> _Given data_
• • • •
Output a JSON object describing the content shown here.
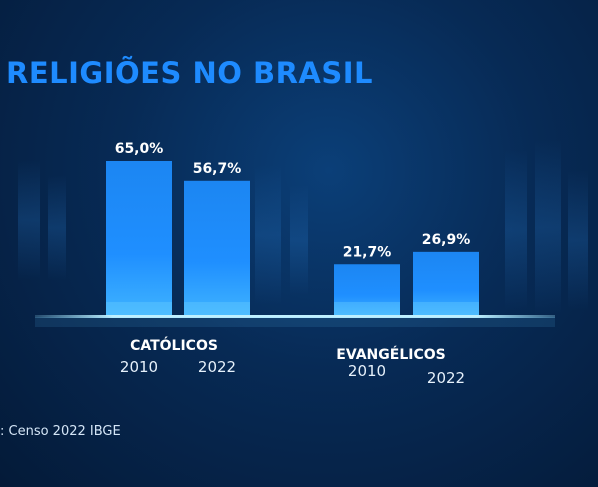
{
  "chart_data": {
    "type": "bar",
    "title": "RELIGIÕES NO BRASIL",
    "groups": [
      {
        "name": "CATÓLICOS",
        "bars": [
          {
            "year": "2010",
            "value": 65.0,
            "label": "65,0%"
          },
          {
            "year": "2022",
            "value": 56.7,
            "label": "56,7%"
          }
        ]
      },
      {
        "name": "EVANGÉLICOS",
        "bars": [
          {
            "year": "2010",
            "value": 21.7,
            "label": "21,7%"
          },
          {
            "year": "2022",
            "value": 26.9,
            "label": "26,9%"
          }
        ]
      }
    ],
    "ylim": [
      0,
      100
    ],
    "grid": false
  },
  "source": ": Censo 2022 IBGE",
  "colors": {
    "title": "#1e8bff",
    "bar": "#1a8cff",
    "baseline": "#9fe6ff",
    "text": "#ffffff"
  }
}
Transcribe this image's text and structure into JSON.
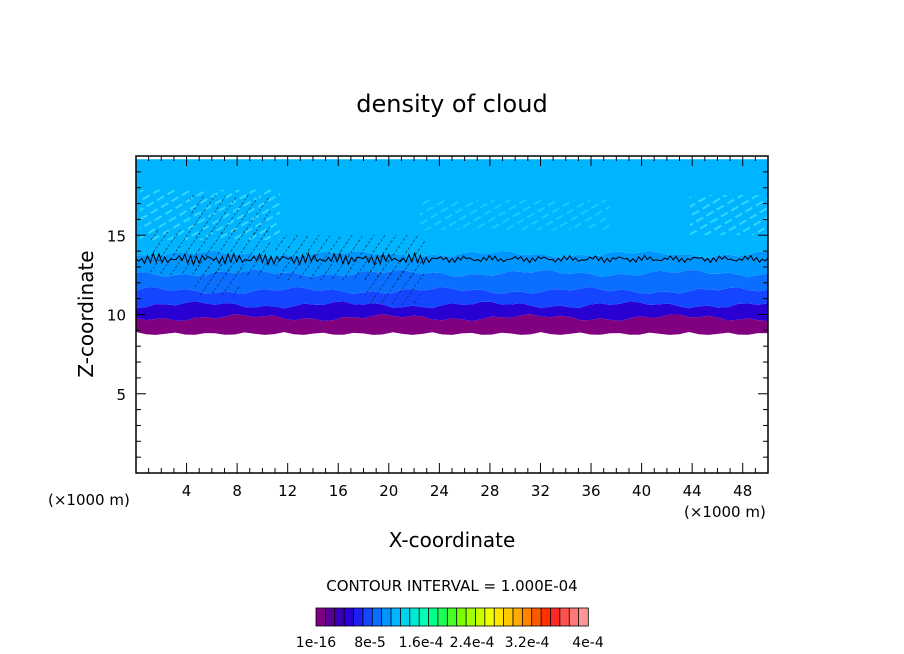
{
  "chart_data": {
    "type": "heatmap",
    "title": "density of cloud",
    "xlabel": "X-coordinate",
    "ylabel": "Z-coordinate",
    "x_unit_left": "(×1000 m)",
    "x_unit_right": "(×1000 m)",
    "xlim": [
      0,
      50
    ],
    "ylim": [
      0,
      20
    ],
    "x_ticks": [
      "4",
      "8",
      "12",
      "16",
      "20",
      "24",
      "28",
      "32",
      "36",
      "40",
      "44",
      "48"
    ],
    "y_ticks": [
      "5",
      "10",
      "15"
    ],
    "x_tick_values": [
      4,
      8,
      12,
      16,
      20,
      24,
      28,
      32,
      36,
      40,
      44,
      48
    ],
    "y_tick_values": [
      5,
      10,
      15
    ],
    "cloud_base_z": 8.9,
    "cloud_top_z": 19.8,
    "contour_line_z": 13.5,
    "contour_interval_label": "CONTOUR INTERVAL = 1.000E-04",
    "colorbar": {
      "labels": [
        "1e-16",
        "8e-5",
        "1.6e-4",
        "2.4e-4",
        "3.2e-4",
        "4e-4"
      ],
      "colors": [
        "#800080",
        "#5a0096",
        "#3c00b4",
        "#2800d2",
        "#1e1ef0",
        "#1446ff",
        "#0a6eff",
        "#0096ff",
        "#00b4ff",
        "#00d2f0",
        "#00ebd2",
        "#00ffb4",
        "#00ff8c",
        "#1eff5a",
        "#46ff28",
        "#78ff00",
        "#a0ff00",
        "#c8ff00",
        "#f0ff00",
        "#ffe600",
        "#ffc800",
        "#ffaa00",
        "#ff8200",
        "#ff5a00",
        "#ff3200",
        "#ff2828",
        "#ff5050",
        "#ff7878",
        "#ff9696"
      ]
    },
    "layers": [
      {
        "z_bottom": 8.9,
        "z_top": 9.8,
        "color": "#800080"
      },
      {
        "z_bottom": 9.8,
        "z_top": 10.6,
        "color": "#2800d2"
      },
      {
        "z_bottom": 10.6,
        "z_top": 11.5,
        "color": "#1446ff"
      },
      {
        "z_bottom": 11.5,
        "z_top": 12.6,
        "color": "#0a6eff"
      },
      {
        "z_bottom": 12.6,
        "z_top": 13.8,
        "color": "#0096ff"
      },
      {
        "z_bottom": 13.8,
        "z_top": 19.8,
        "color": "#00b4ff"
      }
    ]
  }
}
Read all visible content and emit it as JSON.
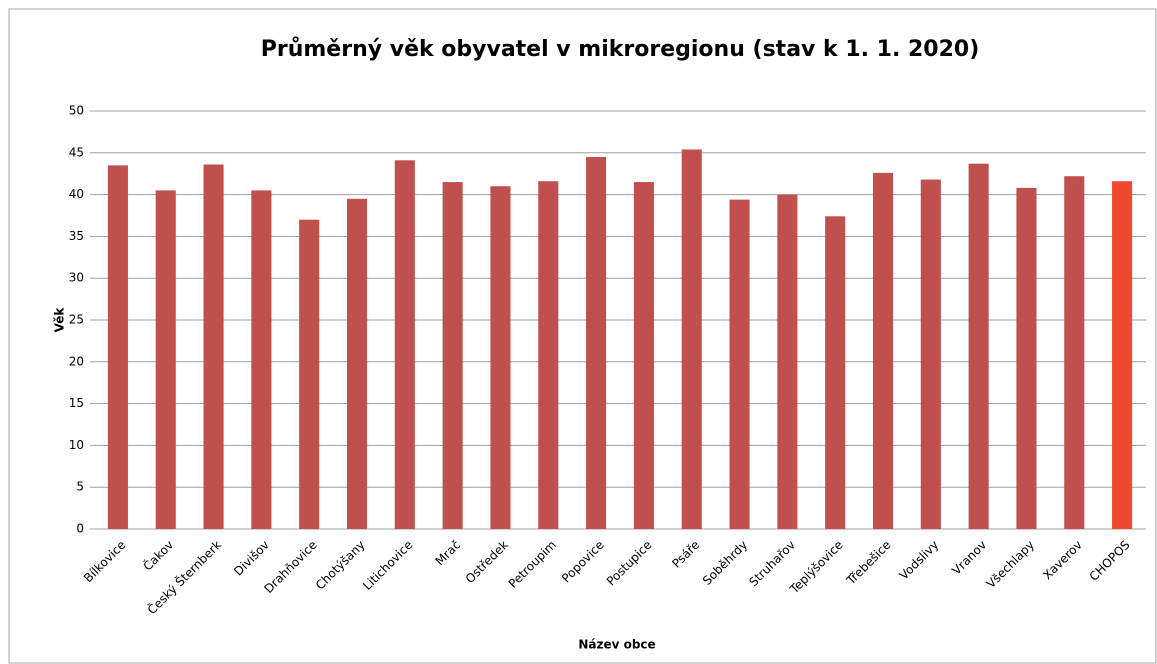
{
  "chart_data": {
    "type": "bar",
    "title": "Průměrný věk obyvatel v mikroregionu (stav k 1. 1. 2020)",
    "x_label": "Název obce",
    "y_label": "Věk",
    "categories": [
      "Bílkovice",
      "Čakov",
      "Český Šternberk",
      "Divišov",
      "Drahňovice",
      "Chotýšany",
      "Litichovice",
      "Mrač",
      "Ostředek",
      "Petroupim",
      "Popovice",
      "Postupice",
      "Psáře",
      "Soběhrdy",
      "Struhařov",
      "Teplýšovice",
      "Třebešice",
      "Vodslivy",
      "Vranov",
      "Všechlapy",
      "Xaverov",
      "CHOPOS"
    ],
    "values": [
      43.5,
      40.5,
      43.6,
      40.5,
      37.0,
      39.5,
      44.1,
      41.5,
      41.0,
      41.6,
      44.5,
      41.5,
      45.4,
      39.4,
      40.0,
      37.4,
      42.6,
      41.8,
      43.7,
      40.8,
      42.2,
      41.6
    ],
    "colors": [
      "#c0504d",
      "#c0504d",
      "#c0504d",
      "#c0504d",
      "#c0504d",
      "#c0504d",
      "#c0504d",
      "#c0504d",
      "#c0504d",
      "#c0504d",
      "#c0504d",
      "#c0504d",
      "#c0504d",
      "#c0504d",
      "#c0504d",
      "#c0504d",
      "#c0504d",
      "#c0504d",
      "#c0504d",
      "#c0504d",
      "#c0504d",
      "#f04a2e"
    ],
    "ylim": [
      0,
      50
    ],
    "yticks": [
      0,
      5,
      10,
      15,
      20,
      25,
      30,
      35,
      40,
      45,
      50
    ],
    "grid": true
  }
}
• • • •
> _Directions for this task_
In the records above, how many lines include the string "text"? Answer with only the number.

> _Solution to the exercise_
2